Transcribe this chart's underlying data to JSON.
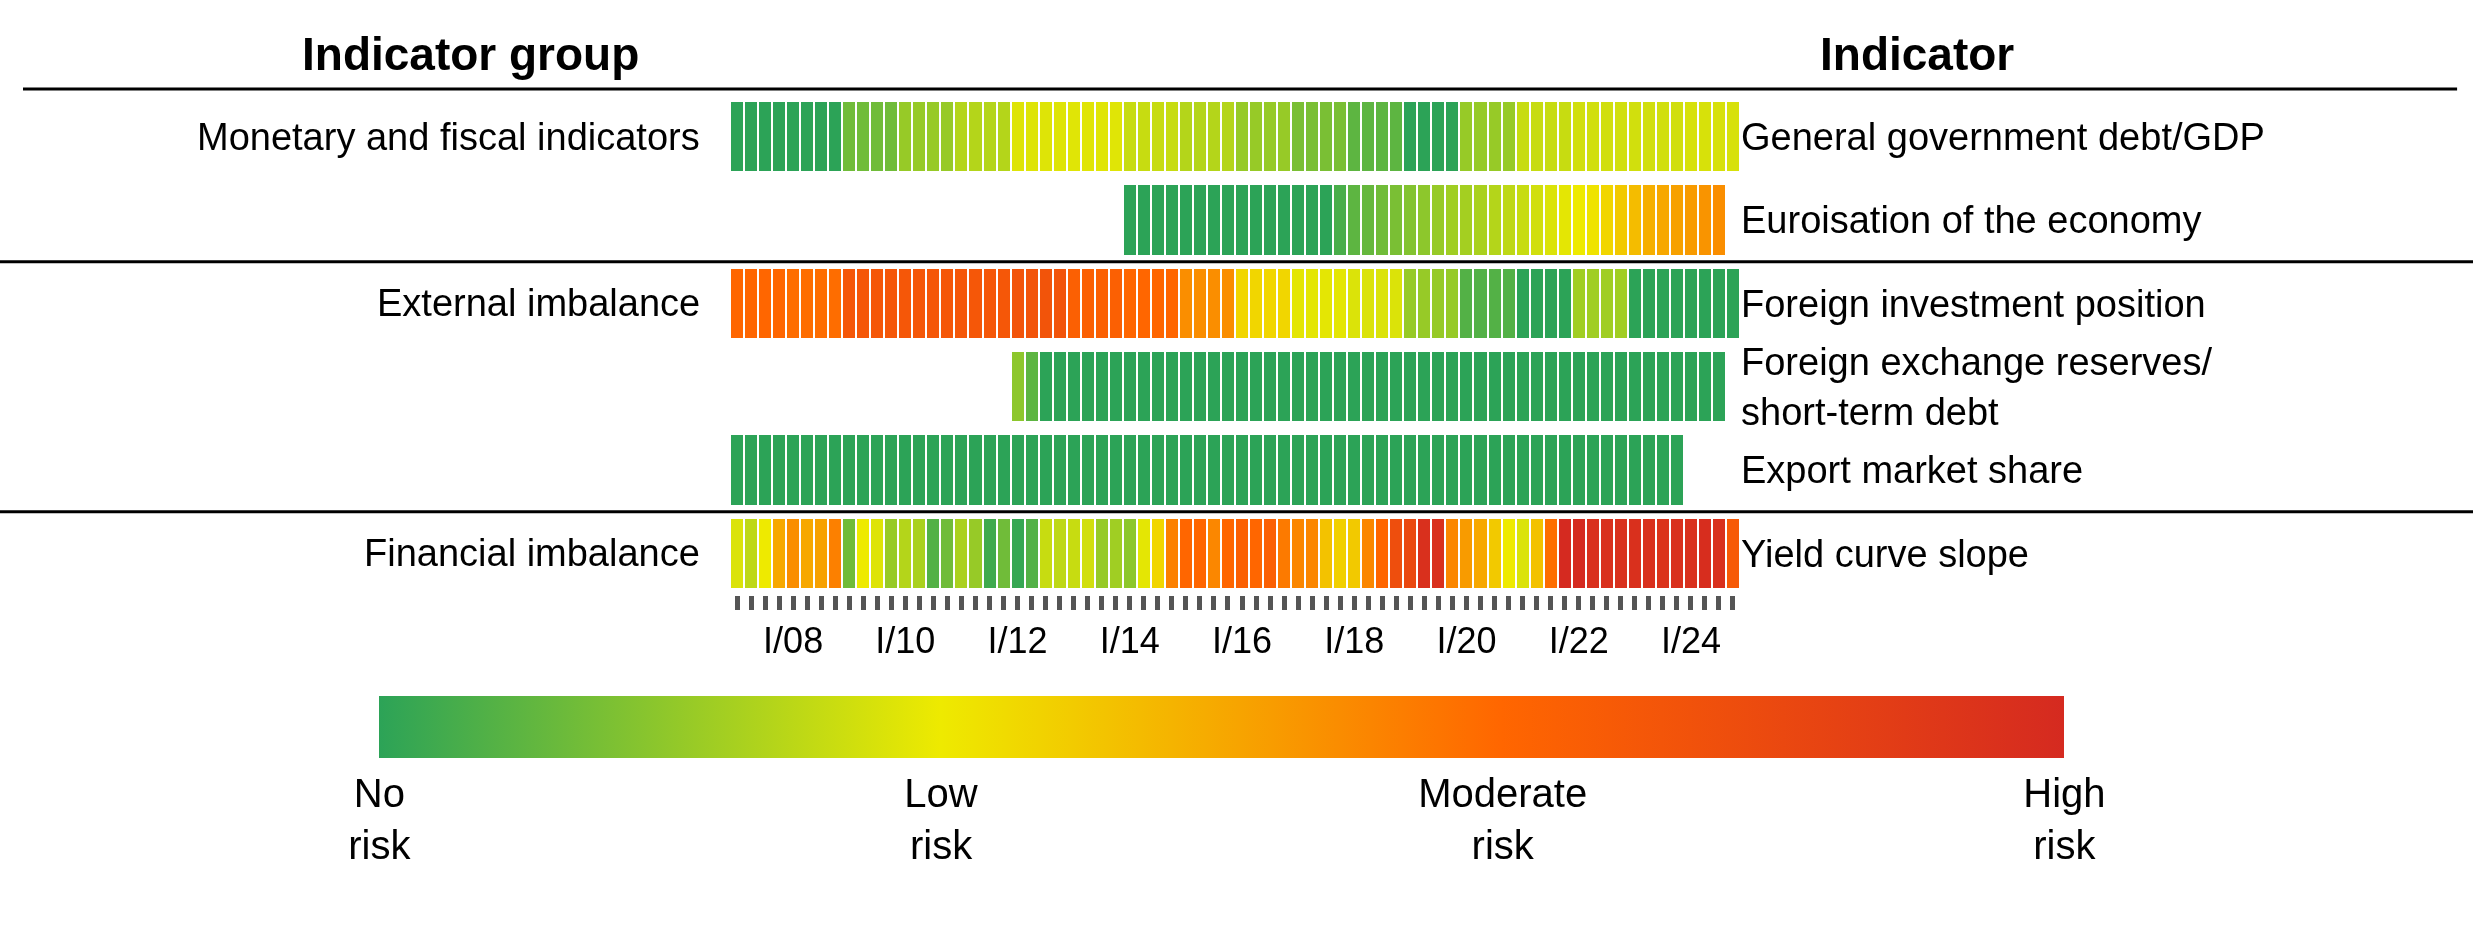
{
  "chart_data": {
    "type": "heatmap",
    "ylabel": "Indicator",
    "y2label": "Indicator group",
    "categories": [
      null,
      null,
      null,
      null,
      "I/08",
      null,
      null,
      null,
      null,
      null,
      null,
      null,
      "I/10",
      null,
      null,
      null,
      null,
      null,
      null,
      null,
      "I/12",
      null,
      null,
      null,
      null,
      null,
      null,
      null,
      "I/14",
      null,
      null,
      null,
      null,
      null,
      null,
      null,
      "I/16",
      null,
      null,
      null,
      null,
      null,
      null,
      null,
      "I/18",
      null,
      null,
      null,
      null,
      null,
      null,
      null,
      "I/20",
      null,
      null,
      null,
      null,
      null,
      null,
      null,
      "I/22",
      null,
      null,
      null,
      null,
      null,
      null,
      null,
      "I/24",
      null,
      null,
      null
    ],
    "y_categories": [
      "General government debt/GDP",
      "Euroisation of the economy",
      "Foreign investment position",
      "Foreign exchange reserves/\nshort-term debt",
      "Export market share",
      "Yield curve slope"
    ],
    "y2_categories": [
      "Monetary and fiscal indicators",
      null,
      "External imbalance",
      null,
      null,
      "Financial imbalance"
    ],
    "cells": [
      [
        0,
        0,
        0,
        0,
        0,
        0,
        0,
        0,
        0.35,
        0.35,
        0.35,
        0.35,
        0.55,
        0.55,
        0.55,
        0.55,
        0.7,
        0.7,
        0.7,
        0.7,
        0.92,
        0.92,
        0.92,
        0.92,
        0.93,
        0.93,
        0.93,
        0.93,
        0.8,
        0.8,
        0.8,
        0.8,
        0.7,
        0.7,
        0.7,
        0.7,
        0.55,
        0.55,
        0.55,
        0.55,
        0.4,
        0.4,
        0.4,
        0.4,
        0.25,
        0.25,
        0.25,
        0.25,
        0,
        0,
        0,
        0,
        0.55,
        0.55,
        0.55,
        0.55,
        0.8,
        0.8,
        0.8,
        0.8,
        0.85,
        0.85,
        0.85,
        0.85,
        0.85,
        0.85,
        0.85,
        0.85,
        0.88,
        0.88,
        0.88,
        0.88
      ],
      [
        null,
        null,
        null,
        null,
        null,
        null,
        null,
        null,
        null,
        null,
        null,
        null,
        null,
        null,
        null,
        null,
        null,
        null,
        null,
        null,
        null,
        null,
        null,
        null,
        null,
        null,
        null,
        null,
        0,
        0,
        0,
        0,
        0,
        0,
        0,
        0,
        0,
        0,
        0,
        0,
        0,
        0,
        0,
        0.15,
        0.25,
        0.3,
        0.35,
        0.4,
        0.45,
        0.5,
        0.55,
        0.6,
        0.62,
        0.65,
        0.7,
        0.75,
        0.8,
        0.85,
        0.9,
        0.95,
        1.0,
        1.05,
        1.15,
        1.25,
        1.35,
        1.45,
        1.5,
        1.55,
        1.6,
        1.65,
        1.7,
        null
      ],
      [
        2.0,
        2.0,
        2.0,
        2.0,
        1.95,
        1.95,
        1.95,
        1.95,
        2.25,
        2.25,
        2.25,
        2.25,
        2.25,
        2.25,
        2.25,
        2.25,
        2.25,
        2.25,
        2.25,
        2.25,
        2.3,
        2.3,
        2.3,
        2.3,
        2.1,
        2.1,
        2.1,
        2.1,
        2.0,
        2.0,
        2.0,
        2.0,
        1.7,
        1.7,
        1.7,
        1.7,
        1.15,
        1.15,
        1.15,
        1.15,
        0.95,
        0.95,
        0.95,
        0.95,
        0.9,
        0.9,
        0.9,
        0.9,
        0.55,
        0.55,
        0.55,
        0.55,
        0.2,
        0.2,
        0.2,
        0.2,
        0,
        0,
        0,
        0,
        0.6,
        0.6,
        0.6,
        0.6,
        0,
        0,
        0,
        0,
        0,
        0,
        0,
        0
      ],
      [
        null,
        null,
        null,
        null,
        null,
        null,
        null,
        null,
        null,
        null,
        null,
        null,
        null,
        null,
        null,
        null,
        null,
        null,
        null,
        null,
        0.5,
        0.25,
        0,
        0,
        0,
        0,
        0,
        0,
        0,
        0,
        0,
        0,
        0,
        0,
        0,
        0,
        0,
        0,
        0,
        0,
        0,
        0,
        0,
        0,
        0,
        0,
        0,
        0,
        0,
        0,
        0,
        0,
        0,
        0,
        0,
        0,
        0,
        0,
        0,
        0,
        0,
        0,
        0,
        0,
        0,
        0,
        0,
        0,
        0,
        0,
        0,
        null
      ],
      [
        0,
        0,
        0,
        0,
        0,
        0,
        0,
        0,
        0,
        0,
        0,
        0,
        0,
        0,
        0,
        0,
        0,
        0,
        0,
        0,
        0,
        0,
        0,
        0,
        0,
        0,
        0,
        0,
        0,
        0,
        0,
        0,
        0,
        0,
        0,
        0,
        0,
        0,
        0,
        0,
        0,
        0,
        0,
        0,
        0,
        0,
        0,
        0,
        0,
        0,
        0,
        0,
        0,
        0,
        0,
        0,
        0,
        0,
        0,
        0,
        0,
        0,
        0,
        0,
        0,
        0,
        0,
        0,
        null,
        null,
        null,
        null
      ],
      [
        0.9,
        0.75,
        1.0,
        1.5,
        1.7,
        1.5,
        1.55,
        1.8,
        0.35,
        1.0,
        0.92,
        0.55,
        0.7,
        0.65,
        0.2,
        0.35,
        0.65,
        0.55,
        0.1,
        0.35,
        0.05,
        0.2,
        0.8,
        0.75,
        0.8,
        0.85,
        0.55,
        0.6,
        0.5,
        0.95,
        1.15,
        1.8,
        2.0,
        2.0,
        1.75,
        2.0,
        2.1,
        2.0,
        2.1,
        1.85,
        1.75,
        1.75,
        1.3,
        1.2,
        1.25,
        1.75,
        2.0,
        2.4,
        2.5,
        2.9,
        2.9,
        1.75,
        1.6,
        1.5,
        1.25,
        1.0,
        0.9,
        1.3,
        1.95,
        3.0,
        3.0,
        2.9,
        2.9,
        2.9,
        2.9,
        2.9,
        2.85,
        2.9,
        2.9,
        2.95,
        2.9,
        2.2
      ]
    ],
    "colors": [
      "#2ca357",
      "#eeea00",
      "#ff6600",
      "#d52a20"
    ],
    "clim": [
      0,
      3
    ],
    "cticks": [
      {
        "value": 0,
        "label": "No\nrisk"
      },
      {
        "value": 1,
        "label": "Low\nrisk"
      },
      {
        "value": 2,
        "label": "Moderate\nrisk"
      },
      {
        "value": 3,
        "label": "High\nrisk"
      }
    ]
  }
}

• • •

Scan the listing above. Collect all lines with the word "nrisk".

- [SOLUTION FOR THIS PROBLEM]
        "label": "No\nrisk"
        "label": "Low\nrisk"
        "label": "Moderate\nrisk"
        "label": "High\nrisk"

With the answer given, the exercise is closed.